The problem: Copy the lines below as they are; omit the images they contain.

Information provided:
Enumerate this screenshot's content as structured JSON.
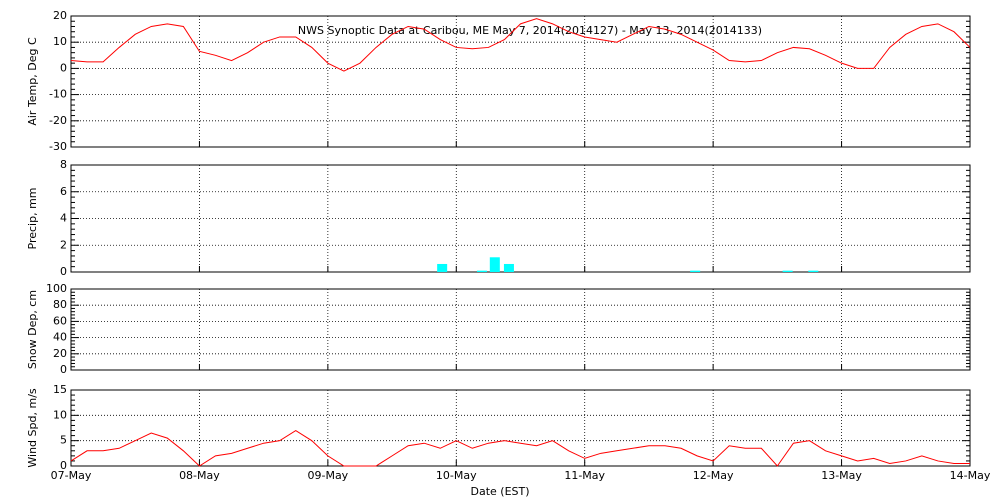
{
  "x_axis": {
    "xlabel": "Date (EST)",
    "xlim": [
      0,
      7
    ],
    "xticks": [
      {
        "value": 0,
        "label": "07-May"
      },
      {
        "value": 1,
        "label": "08-May"
      },
      {
        "value": 2,
        "label": "09-May"
      },
      {
        "value": 3,
        "label": "10-May"
      },
      {
        "value": 4,
        "label": "11-May"
      },
      {
        "value": 5,
        "label": "12-May"
      },
      {
        "value": 6,
        "label": "13-May"
      },
      {
        "value": 7,
        "label": "14-May"
      }
    ]
  },
  "chart_data": [
    {
      "type": "line",
      "title": "NWS Synoptic Data at Caribou, ME   May  7, 2014(2014127) - May 13, 2014(2014133)",
      "ylabel": "Air Temp, Deg C",
      "ylim": [
        -30,
        20
      ],
      "yticks": [
        -30,
        -20,
        -10,
        0,
        10,
        20
      ],
      "color": "#ff0000",
      "grid": true,
      "x": [
        0,
        0.125,
        0.25,
        0.375,
        0.5,
        0.625,
        0.75,
        0.875,
        1,
        1.125,
        1.25,
        1.375,
        1.5,
        1.625,
        1.75,
        1.875,
        2,
        2.125,
        2.25,
        2.375,
        2.5,
        2.625,
        2.75,
        2.875,
        3,
        3.125,
        3.25,
        3.375,
        3.5,
        3.625,
        3.75,
        3.875,
        4,
        4.125,
        4.25,
        4.375,
        4.5,
        4.625,
        4.75,
        4.875,
        5,
        5.125,
        5.25,
        5.375,
        5.5,
        5.625,
        5.75,
        5.875,
        6,
        6.125,
        6.25,
        6.375,
        6.5,
        6.625,
        6.75,
        6.875,
        7
      ],
      "values": [
        3,
        2.5,
        2.5,
        8,
        13,
        16,
        17,
        16,
        6.5,
        5,
        3,
        6,
        10,
        12,
        12,
        8,
        2,
        -1,
        2,
        8,
        13,
        16,
        15,
        11,
        8,
        7.5,
        8,
        11,
        17,
        19,
        17,
        14,
        12,
        11,
        10,
        13,
        16,
        15,
        13,
        10,
        7,
        3,
        2.5,
        3,
        6,
        8,
        7.5,
        5,
        2,
        0,
        0,
        8,
        13,
        16,
        17,
        14,
        8
      ]
    },
    {
      "type": "bar",
      "ylabel": "Precip, mm",
      "ylim": [
        0,
        8
      ],
      "yticks": [
        0,
        2,
        4,
        6,
        8
      ],
      "color": "#00ffff",
      "grid": true,
      "x": [
        2.89,
        3.2,
        3.3,
        3.41,
        4.86,
        5.58,
        5.78
      ],
      "values": [
        0.6,
        0.1,
        1.1,
        0.6,
        0.1,
        0.1,
        0.1
      ]
    },
    {
      "type": "line",
      "ylabel": "Snow Dep, cm",
      "ylim": [
        0,
        100
      ],
      "yticks": [
        0,
        20,
        40,
        60,
        80,
        100
      ],
      "color": "#ff0000",
      "grid": true,
      "x": [],
      "values": []
    },
    {
      "type": "line",
      "ylabel": "Wind Spd, m/s",
      "ylim": [
        0,
        15
      ],
      "yticks": [
        0,
        5,
        10,
        15
      ],
      "color": "#ff0000",
      "grid": true,
      "x": [
        0,
        0.125,
        0.25,
        0.375,
        0.5,
        0.625,
        0.75,
        0.875,
        1,
        1.125,
        1.25,
        1.375,
        1.5,
        1.625,
        1.75,
        1.875,
        2,
        2.125,
        2.25,
        2.375,
        2.5,
        2.625,
        2.75,
        2.875,
        3,
        3.125,
        3.25,
        3.375,
        3.5,
        3.625,
        3.75,
        3.875,
        4,
        4.125,
        4.25,
        4.375,
        4.5,
        4.625,
        4.75,
        4.875,
        5,
        5.125,
        5.25,
        5.375,
        5.5,
        5.625,
        5.75,
        5.875,
        6,
        6.125,
        6.25,
        6.375,
        6.5,
        6.625,
        6.75,
        6.875,
        7
      ],
      "values": [
        1,
        3,
        3,
        3.5,
        5,
        6.5,
        5.5,
        3,
        0,
        2,
        2.5,
        3.5,
        4.5,
        5,
        7,
        5,
        2,
        0,
        0,
        0,
        2,
        4,
        4.5,
        3.5,
        5,
        3.5,
        4.5,
        5,
        4.5,
        4,
        5,
        3,
        1.5,
        2.5,
        3,
        3.5,
        4,
        4,
        3.5,
        2,
        1,
        4,
        3.5,
        3.5,
        0,
        4.5,
        5,
        3,
        2,
        1,
        1.5,
        0.5,
        1,
        2,
        1,
        0.5,
        0.5
      ]
    }
  ]
}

Worked solution:
Enumerate this screenshot's content as structured JSON.
{
  "x_axis": {
    "xlabel": "Date (EST)",
    "xlim": [
      0,
      7
    ],
    "xticks": [
      {
        "value": 0,
        "label": "07-May"
      },
      {
        "value": 1,
        "label": "08-May"
      },
      {
        "value": 2,
        "label": "09-May"
      },
      {
        "value": 3,
        "label": "10-May"
      },
      {
        "value": 4,
        "label": "11-May"
      },
      {
        "value": 5,
        "label": "12-May"
      },
      {
        "value": 6,
        "label": "13-May"
      },
      {
        "value": 7,
        "label": "14-May"
      }
    ]
  },
  "chart_data": [
    {
      "type": "line",
      "title": "NWS Synoptic Data at Caribou, ME   May  7, 2014(2014127) - May 13, 2014(2014133)",
      "ylabel": "Air Temp, Deg C",
      "ylim": [
        -30,
        20
      ],
      "yticks": [
        -30,
        -20,
        -10,
        0,
        10,
        20
      ],
      "color": "#ff0000",
      "grid": true,
      "x": [
        0,
        0.125,
        0.25,
        0.375,
        0.5,
        0.625,
        0.75,
        0.875,
        1,
        1.125,
        1.25,
        1.375,
        1.5,
        1.625,
        1.75,
        1.875,
        2,
        2.125,
        2.25,
        2.375,
        2.5,
        2.625,
        2.75,
        2.875,
        3,
        3.125,
        3.25,
        3.375,
        3.5,
        3.625,
        3.75,
        3.875,
        4,
        4.125,
        4.25,
        4.375,
        4.5,
        4.625,
        4.75,
        4.875,
        5,
        5.125,
        5.25,
        5.375,
        5.5,
        5.625,
        5.75,
        5.875,
        6,
        6.125,
        6.25,
        6.375,
        6.5,
        6.625,
        6.75,
        6.875,
        7
      ],
      "values": [
        3,
        2.5,
        2.5,
        8,
        13,
        16,
        17,
        16,
        6.5,
        5,
        3,
        6,
        10,
        12,
        12,
        8,
        2,
        -1,
        2,
        8,
        13,
        16,
        15,
        11,
        8,
        7.5,
        8,
        11,
        17,
        19,
        17,
        14,
        12,
        11,
        10,
        13,
        16,
        15,
        13,
        10,
        7,
        3,
        2.5,
        3,
        6,
        8,
        7.5,
        5,
        2,
        0,
        0,
        8,
        13,
        16,
        17,
        14,
        8
      ]
    },
    {
      "type": "bar",
      "ylabel": "Precip, mm",
      "ylim": [
        0,
        8
      ],
      "yticks": [
        0,
        2,
        4,
        6,
        8
      ],
      "color": "#00ffff",
      "grid": true,
      "x": [
        2.89,
        3.2,
        3.3,
        3.41,
        4.86,
        5.58,
        5.78
      ],
      "values": [
        0.6,
        0.1,
        1.1,
        0.6,
        0.1,
        0.1,
        0.1
      ]
    },
    {
      "type": "line",
      "ylabel": "Snow Dep, cm",
      "ylim": [
        0,
        100
      ],
      "yticks": [
        0,
        20,
        40,
        60,
        80,
        100
      ],
      "color": "#ff0000",
      "grid": true,
      "x": [],
      "values": []
    },
    {
      "type": "line",
      "ylabel": "Wind Spd, m/s",
      "ylim": [
        0,
        15
      ],
      "yticks": [
        0,
        5,
        10,
        15
      ],
      "color": "#ff0000",
      "grid": true,
      "x": [
        0,
        0.125,
        0.25,
        0.375,
        0.5,
        0.625,
        0.75,
        0.875,
        1,
        1.125,
        1.25,
        1.375,
        1.5,
        1.625,
        1.75,
        1.875,
        2,
        2.125,
        2.25,
        2.375,
        2.5,
        2.625,
        2.75,
        2.875,
        3,
        3.125,
        3.25,
        3.375,
        3.5,
        3.625,
        3.75,
        3.875,
        4,
        4.125,
        4.25,
        4.375,
        4.5,
        4.625,
        4.75,
        4.875,
        5,
        5.125,
        5.25,
        5.375,
        5.5,
        5.625,
        5.75,
        5.875,
        6,
        6.125,
        6.25,
        6.375,
        6.5,
        6.625,
        6.75,
        6.875,
        7
      ],
      "values": [
        1,
        3,
        3,
        3.5,
        5,
        6.5,
        5.5,
        3,
        0,
        2,
        2.5,
        3.5,
        4.5,
        5,
        7,
        5,
        2,
        0,
        0,
        0,
        2,
        4,
        4.5,
        3.5,
        5,
        3.5,
        4.5,
        5,
        4.5,
        4,
        5,
        3,
        1.5,
        2.5,
        3,
        3.5,
        4,
        4,
        3.5,
        2,
        1,
        4,
        3.5,
        3.5,
        0,
        4.5,
        5,
        3,
        2,
        1,
        1.5,
        0.5,
        1,
        2,
        1,
        0.5,
        0.5
      ]
    }
  ]
}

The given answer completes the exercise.